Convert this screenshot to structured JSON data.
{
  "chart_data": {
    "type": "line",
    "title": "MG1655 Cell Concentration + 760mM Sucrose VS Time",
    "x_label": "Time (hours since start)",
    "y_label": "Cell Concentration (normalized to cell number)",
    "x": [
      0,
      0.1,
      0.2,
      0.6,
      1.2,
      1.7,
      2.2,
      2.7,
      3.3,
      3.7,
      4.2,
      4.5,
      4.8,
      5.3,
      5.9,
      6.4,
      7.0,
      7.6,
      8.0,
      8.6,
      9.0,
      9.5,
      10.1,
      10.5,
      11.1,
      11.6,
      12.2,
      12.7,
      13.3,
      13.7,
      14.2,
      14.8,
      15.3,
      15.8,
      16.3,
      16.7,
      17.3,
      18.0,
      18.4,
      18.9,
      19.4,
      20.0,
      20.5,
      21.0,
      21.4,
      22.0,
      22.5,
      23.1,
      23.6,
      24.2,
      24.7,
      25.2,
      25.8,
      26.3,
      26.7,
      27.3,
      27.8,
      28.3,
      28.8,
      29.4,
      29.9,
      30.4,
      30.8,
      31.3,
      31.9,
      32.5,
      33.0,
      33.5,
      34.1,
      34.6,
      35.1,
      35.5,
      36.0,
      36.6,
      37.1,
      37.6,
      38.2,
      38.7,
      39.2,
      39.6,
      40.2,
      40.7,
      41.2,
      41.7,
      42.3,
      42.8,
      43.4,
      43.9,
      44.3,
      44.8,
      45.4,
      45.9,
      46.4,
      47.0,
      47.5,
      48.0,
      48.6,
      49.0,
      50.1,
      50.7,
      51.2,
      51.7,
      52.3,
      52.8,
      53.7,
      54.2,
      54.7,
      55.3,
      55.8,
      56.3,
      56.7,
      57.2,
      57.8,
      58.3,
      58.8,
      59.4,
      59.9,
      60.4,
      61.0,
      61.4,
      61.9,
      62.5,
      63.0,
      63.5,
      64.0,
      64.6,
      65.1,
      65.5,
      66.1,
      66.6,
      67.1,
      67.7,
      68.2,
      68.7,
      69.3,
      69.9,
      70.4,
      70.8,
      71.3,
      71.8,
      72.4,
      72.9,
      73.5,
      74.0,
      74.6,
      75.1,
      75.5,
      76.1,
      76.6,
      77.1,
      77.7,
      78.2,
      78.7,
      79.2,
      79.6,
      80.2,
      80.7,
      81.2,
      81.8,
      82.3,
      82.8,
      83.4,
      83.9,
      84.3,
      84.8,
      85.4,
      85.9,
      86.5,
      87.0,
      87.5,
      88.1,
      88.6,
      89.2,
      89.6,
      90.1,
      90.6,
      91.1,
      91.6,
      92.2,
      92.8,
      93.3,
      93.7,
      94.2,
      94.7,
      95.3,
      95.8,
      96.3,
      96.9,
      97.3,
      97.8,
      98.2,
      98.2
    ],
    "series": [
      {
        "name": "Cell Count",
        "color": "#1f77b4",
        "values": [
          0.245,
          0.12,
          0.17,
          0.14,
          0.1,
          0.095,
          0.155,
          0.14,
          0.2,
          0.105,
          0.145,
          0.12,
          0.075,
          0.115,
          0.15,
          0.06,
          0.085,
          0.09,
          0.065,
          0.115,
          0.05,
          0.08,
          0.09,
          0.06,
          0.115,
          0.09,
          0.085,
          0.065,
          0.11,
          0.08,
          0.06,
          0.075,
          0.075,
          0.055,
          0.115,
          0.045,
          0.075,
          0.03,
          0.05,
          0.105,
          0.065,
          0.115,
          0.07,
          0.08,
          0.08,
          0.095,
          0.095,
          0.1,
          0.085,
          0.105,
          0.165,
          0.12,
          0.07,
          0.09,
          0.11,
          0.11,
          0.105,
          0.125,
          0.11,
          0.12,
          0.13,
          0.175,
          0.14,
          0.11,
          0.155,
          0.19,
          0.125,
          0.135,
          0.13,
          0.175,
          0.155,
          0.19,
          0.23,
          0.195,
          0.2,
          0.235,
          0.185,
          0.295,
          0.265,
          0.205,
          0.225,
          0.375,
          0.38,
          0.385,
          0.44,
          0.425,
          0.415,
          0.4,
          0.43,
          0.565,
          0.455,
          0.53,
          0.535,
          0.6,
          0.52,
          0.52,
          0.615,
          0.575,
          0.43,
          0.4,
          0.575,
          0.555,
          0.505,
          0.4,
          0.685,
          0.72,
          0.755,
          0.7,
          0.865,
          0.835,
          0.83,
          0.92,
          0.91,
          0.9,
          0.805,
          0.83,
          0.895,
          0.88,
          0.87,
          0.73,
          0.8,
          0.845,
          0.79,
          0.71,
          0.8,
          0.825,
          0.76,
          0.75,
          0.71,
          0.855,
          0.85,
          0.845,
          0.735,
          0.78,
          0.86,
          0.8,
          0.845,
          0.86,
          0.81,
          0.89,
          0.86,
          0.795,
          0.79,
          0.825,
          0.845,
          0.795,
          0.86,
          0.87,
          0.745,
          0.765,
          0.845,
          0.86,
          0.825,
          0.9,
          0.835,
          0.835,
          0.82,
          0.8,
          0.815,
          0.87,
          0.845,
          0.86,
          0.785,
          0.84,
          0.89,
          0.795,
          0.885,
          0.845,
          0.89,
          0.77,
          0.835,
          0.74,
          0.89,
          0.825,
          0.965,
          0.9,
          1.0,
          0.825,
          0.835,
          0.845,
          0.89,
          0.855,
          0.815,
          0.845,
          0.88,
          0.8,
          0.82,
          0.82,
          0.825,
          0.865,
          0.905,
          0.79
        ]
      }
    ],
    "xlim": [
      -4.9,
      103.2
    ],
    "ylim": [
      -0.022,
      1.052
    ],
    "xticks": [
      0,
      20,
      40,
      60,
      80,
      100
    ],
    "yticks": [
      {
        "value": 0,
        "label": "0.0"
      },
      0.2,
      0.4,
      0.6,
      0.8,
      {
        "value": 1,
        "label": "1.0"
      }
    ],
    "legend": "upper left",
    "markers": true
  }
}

++++

> **PROBLEM DETAILS**
Working from the listing above, pick out every line that has "Time" and copy it.

> **WORKED ANSWER**
    "title": "MG1655 Cell Concentration + 760mM Sucrose VS Time",
    "x_label": "Time (hours since start)",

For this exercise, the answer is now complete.